__Provided records__:
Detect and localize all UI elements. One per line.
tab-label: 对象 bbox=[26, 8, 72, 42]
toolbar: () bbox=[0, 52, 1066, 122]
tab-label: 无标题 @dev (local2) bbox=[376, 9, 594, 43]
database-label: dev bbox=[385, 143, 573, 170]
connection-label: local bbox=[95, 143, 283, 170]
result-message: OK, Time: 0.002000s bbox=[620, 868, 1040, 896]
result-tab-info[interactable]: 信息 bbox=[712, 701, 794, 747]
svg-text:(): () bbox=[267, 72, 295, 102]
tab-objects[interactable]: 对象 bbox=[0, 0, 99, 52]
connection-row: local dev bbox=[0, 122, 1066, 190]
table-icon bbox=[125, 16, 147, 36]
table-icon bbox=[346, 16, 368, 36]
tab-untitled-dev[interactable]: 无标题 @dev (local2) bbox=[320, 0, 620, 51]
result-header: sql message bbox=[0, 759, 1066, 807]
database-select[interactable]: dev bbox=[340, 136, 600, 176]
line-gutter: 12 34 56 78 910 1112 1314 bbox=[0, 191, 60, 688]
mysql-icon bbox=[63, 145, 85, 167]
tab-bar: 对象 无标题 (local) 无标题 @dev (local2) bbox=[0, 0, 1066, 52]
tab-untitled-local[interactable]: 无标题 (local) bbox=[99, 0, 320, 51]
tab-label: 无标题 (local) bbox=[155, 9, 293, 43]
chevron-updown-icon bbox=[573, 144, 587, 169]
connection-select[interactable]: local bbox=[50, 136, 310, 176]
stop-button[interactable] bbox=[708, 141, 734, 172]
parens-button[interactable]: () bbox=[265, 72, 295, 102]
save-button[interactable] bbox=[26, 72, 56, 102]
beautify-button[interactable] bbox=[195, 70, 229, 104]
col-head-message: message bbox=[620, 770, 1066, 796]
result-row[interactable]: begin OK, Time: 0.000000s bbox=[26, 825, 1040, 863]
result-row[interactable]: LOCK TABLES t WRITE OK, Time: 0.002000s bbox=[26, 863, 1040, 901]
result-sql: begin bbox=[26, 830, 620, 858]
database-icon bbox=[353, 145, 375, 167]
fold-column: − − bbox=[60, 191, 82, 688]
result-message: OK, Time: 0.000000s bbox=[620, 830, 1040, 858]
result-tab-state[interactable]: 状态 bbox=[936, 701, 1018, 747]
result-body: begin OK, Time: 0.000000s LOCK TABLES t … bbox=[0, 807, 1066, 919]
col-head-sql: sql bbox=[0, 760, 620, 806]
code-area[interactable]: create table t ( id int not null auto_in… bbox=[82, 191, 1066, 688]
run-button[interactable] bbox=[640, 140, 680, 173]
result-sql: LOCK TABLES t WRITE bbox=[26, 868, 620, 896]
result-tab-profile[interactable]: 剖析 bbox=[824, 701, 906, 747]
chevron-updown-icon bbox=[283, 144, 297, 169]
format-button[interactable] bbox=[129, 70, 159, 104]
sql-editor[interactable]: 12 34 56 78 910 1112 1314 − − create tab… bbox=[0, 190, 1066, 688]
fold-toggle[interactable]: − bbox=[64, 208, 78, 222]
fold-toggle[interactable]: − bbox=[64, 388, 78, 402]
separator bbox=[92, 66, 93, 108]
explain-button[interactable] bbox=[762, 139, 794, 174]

__What you are asked to do__: Repeat the rows from the first one through the line that has "col-head-sql: sql bbox=[0, 760, 620, 806]", swapping "beautify-button" for "prettify-button" and leaving everything else unchanged.

__Output below__:
Detect and localize all UI elements. One per line.
tab-label: 对象 bbox=[26, 8, 72, 42]
toolbar: () bbox=[0, 52, 1066, 122]
tab-label: 无标题 @dev (local2) bbox=[376, 9, 594, 43]
database-label: dev bbox=[385, 143, 573, 170]
connection-label: local bbox=[95, 143, 283, 170]
result-message: OK, Time: 0.002000s bbox=[620, 868, 1040, 896]
result-tab-info[interactable]: 信息 bbox=[712, 701, 794, 747]
svg-text:(): () bbox=[267, 72, 295, 102]
tab-objects[interactable]: 对象 bbox=[0, 0, 99, 52]
connection-row: local dev bbox=[0, 122, 1066, 190]
table-icon bbox=[125, 16, 147, 36]
table-icon bbox=[346, 16, 368, 36]
tab-untitled-dev[interactable]: 无标题 @dev (local2) bbox=[320, 0, 620, 51]
result-header: sql message bbox=[0, 759, 1066, 807]
database-select[interactable]: dev bbox=[340, 136, 600, 176]
line-gutter: 12 34 56 78 910 1112 1314 bbox=[0, 191, 60, 688]
mysql-icon bbox=[63, 145, 85, 167]
tab-bar: 对象 无标题 (local) 无标题 @dev (local2) bbox=[0, 0, 1066, 52]
tab-untitled-local[interactable]: 无标题 (local) bbox=[99, 0, 320, 51]
tab-label: 无标题 (local) bbox=[155, 9, 293, 43]
chevron-updown-icon bbox=[573, 144, 587, 169]
connection-select[interactable]: local bbox=[50, 136, 310, 176]
stop-button[interactable] bbox=[708, 141, 734, 172]
parens-button[interactable]: () bbox=[265, 72, 295, 102]
save-button[interactable] bbox=[26, 72, 56, 102]
prettify-button[interactable] bbox=[195, 70, 229, 104]
col-head-message: message bbox=[620, 770, 1066, 796]
result-row[interactable]: begin OK, Time: 0.000000s bbox=[26, 825, 1040, 863]
result-row[interactable]: LOCK TABLES t WRITE OK, Time: 0.002000s bbox=[26, 863, 1040, 901]
result-sql: begin bbox=[26, 830, 620, 858]
database-icon bbox=[353, 145, 375, 167]
fold-column: − − bbox=[60, 191, 82, 688]
result-message: OK, Time: 0.000000s bbox=[620, 830, 1040, 858]
result-tab-state[interactable]: 状态 bbox=[936, 701, 1018, 747]
result-body: begin OK, Time: 0.000000s LOCK TABLES t … bbox=[0, 807, 1066, 919]
col-head-sql: sql bbox=[0, 760, 620, 806]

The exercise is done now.